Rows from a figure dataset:
========================
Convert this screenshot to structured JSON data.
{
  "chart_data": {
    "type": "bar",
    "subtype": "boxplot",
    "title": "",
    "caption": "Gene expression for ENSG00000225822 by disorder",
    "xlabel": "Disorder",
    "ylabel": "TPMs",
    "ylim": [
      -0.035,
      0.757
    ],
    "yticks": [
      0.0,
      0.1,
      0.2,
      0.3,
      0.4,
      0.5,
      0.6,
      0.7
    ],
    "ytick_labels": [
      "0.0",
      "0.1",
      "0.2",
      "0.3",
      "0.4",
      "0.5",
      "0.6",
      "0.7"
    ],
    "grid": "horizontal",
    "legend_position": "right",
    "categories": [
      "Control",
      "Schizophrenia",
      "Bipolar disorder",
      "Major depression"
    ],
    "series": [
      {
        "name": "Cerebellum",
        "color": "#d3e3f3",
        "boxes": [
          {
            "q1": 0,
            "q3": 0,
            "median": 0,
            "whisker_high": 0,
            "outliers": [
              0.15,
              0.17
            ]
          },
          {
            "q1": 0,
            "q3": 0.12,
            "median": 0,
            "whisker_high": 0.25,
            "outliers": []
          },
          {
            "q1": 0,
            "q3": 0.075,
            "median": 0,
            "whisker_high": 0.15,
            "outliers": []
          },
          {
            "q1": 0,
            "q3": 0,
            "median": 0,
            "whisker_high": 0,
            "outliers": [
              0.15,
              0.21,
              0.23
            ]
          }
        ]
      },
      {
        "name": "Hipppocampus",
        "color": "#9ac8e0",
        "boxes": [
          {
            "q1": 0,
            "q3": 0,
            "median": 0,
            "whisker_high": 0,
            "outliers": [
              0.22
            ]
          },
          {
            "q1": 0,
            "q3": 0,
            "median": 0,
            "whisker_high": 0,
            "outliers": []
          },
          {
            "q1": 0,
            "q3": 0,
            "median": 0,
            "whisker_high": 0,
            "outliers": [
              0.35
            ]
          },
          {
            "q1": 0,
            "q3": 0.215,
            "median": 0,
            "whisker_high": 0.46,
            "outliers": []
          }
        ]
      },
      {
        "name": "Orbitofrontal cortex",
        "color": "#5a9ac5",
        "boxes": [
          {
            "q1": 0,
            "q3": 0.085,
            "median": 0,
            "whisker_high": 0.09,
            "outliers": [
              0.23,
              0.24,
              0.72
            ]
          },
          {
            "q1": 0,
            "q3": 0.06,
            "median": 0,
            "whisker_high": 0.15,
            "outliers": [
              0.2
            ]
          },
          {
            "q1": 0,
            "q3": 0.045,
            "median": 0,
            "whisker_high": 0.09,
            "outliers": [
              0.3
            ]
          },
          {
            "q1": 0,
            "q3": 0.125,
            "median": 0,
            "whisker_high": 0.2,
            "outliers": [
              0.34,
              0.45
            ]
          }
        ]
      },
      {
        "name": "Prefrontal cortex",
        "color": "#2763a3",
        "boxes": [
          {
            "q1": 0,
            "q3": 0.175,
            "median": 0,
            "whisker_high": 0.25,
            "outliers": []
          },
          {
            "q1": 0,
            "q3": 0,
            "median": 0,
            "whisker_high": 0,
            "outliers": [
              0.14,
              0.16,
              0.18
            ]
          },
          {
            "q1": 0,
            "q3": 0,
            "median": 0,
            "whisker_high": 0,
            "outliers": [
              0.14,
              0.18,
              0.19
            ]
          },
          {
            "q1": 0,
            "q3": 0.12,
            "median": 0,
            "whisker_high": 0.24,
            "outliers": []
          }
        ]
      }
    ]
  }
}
========================
What the task asks:
Transcribe every entry verbatim.

Response to the exercise:
Convert this screenshot to structured JSON data.
{
  "chart_data": {
    "type": "bar",
    "subtype": "boxplot",
    "title": "",
    "caption": "Gene expression for ENSG00000225822 by disorder",
    "xlabel": "Disorder",
    "ylabel": "TPMs",
    "ylim": [
      -0.035,
      0.757
    ],
    "yticks": [
      0.0,
      0.1,
      0.2,
      0.3,
      0.4,
      0.5,
      0.6,
      0.7
    ],
    "ytick_labels": [
      "0.0",
      "0.1",
      "0.2",
      "0.3",
      "0.4",
      "0.5",
      "0.6",
      "0.7"
    ],
    "grid": "horizontal",
    "legend_position": "right",
    "categories": [
      "Control",
      "Schizophrenia",
      "Bipolar disorder",
      "Major depression"
    ],
    "series": [
      {
        "name": "Cerebellum",
        "color": "#d3e3f3",
        "boxes": [
          {
            "q1": 0,
            "q3": 0,
            "median": 0,
            "whisker_high": 0,
            "outliers": [
              0.15,
              0.17
            ]
          },
          {
            "q1": 0,
            "q3": 0.12,
            "median": 0,
            "whisker_high": 0.25,
            "outliers": []
          },
          {
            "q1": 0,
            "q3": 0.075,
            "median": 0,
            "whisker_high": 0.15,
            "outliers": []
          },
          {
            "q1": 0,
            "q3": 0,
            "median": 0,
            "whisker_high": 0,
            "outliers": [
              0.15,
              0.21,
              0.23
            ]
          }
        ]
      },
      {
        "name": "Hipppocampus",
        "color": "#9ac8e0",
        "boxes": [
          {
            "q1": 0,
            "q3": 0,
            "median": 0,
            "whisker_high": 0,
            "outliers": [
              0.22
            ]
          },
          {
            "q1": 0,
            "q3": 0,
            "median": 0,
            "whisker_high": 0,
            "outliers": []
          },
          {
            "q1": 0,
            "q3": 0,
            "median": 0,
            "whisker_high": 0,
            "outliers": [
              0.35
            ]
          },
          {
            "q1": 0,
            "q3": 0.215,
            "median": 0,
            "whisker_high": 0.46,
            "outliers": []
          }
        ]
      },
      {
        "name": "Orbitofrontal cortex",
        "color": "#5a9ac5",
        "boxes": [
          {
            "q1": 0,
            "q3": 0.085,
            "median": 0,
            "whisker_high": 0.09,
            "outliers": [
              0.23,
              0.24,
              0.72
            ]
          },
          {
            "q1": 0,
            "q3": 0.06,
            "median": 0,
            "whisker_high": 0.15,
            "outliers": [
              0.2
            ]
          },
          {
            "q1": 0,
            "q3": 0.045,
            "median": 0,
            "whisker_high": 0.09,
            "outliers": [
              0.3
            ]
          },
          {
            "q1": 0,
            "q3": 0.125,
            "median": 0,
            "whisker_high": 0.2,
            "outliers": [
              0.34,
              0.45
            ]
          }
        ]
      },
      {
        "name": "Prefrontal cortex",
        "color": "#2763a3",
        "boxes": [
          {
            "q1": 0,
            "q3": 0.175,
            "median": 0,
            "whisker_high": 0.25,
            "outliers": []
          },
          {
            "q1": 0,
            "q3": 0,
            "median": 0,
            "whisker_high": 0,
            "outliers": [
              0.14,
              0.16,
              0.18
            ]
          },
          {
            "q1": 0,
            "q3": 0,
            "median": 0,
            "whisker_high": 0,
            "outliers": [
              0.14,
              0.18,
              0.19
            ]
          },
          {
            "q1": 0,
            "q3": 0.12,
            "median": 0,
            "whisker_high": 0.24,
            "outliers": []
          }
        ]
      }
    ]
  }
}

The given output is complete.